+++ RECORDS PROVIDED

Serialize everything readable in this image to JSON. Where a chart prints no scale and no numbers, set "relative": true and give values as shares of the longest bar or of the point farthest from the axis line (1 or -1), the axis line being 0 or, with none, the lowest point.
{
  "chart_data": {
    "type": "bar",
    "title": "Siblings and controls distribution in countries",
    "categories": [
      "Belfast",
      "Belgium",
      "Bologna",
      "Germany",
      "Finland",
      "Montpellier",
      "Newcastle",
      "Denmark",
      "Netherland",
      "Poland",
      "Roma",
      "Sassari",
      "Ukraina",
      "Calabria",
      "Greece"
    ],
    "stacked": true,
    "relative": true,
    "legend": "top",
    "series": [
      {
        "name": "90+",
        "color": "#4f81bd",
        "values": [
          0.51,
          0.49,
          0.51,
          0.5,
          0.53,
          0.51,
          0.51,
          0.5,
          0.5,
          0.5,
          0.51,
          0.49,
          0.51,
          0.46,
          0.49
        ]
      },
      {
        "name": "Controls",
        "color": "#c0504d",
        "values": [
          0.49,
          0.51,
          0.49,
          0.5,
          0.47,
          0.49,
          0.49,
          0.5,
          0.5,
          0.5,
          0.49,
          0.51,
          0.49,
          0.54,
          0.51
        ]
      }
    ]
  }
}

++++++

STATED GOAL: Generate an exact reproduction of all entries.

REPLY TO THE TASK:
Serialize everything readable in this image to JSON. Where a chart prints no scale and no numbers, set "relative": true and give values as shares of the longest bar or of the point farthest from the axis line (1 or -1), the axis line being 0 or, with none, the lowest point.
{
  "chart_data": {
    "type": "bar",
    "title": "Siblings and controls distribution in countries",
    "categories": [
      "Belfast",
      "Belgium",
      "Bologna",
      "Germany",
      "Finland",
      "Montpellier",
      "Newcastle",
      "Denmark",
      "Netherland",
      "Poland",
      "Roma",
      "Sassari",
      "Ukraina",
      "Calabria",
      "Greece"
    ],
    "stacked": true,
    "relative": true,
    "legend": "top",
    "series": [
      {
        "name": "90+",
        "color": "#4f81bd",
        "values": [
          0.51,
          0.49,
          0.51,
          0.5,
          0.53,
          0.51,
          0.51,
          0.5,
          0.5,
          0.5,
          0.51,
          0.49,
          0.51,
          0.46,
          0.49
        ]
      },
      {
        "name": "Controls",
        "color": "#c0504d",
        "values": [
          0.49,
          0.51,
          0.49,
          0.5,
          0.47,
          0.49,
          0.49,
          0.5,
          0.5,
          0.5,
          0.49,
          0.51,
          0.49,
          0.54,
          0.51
        ]
      }
    ]
  }
}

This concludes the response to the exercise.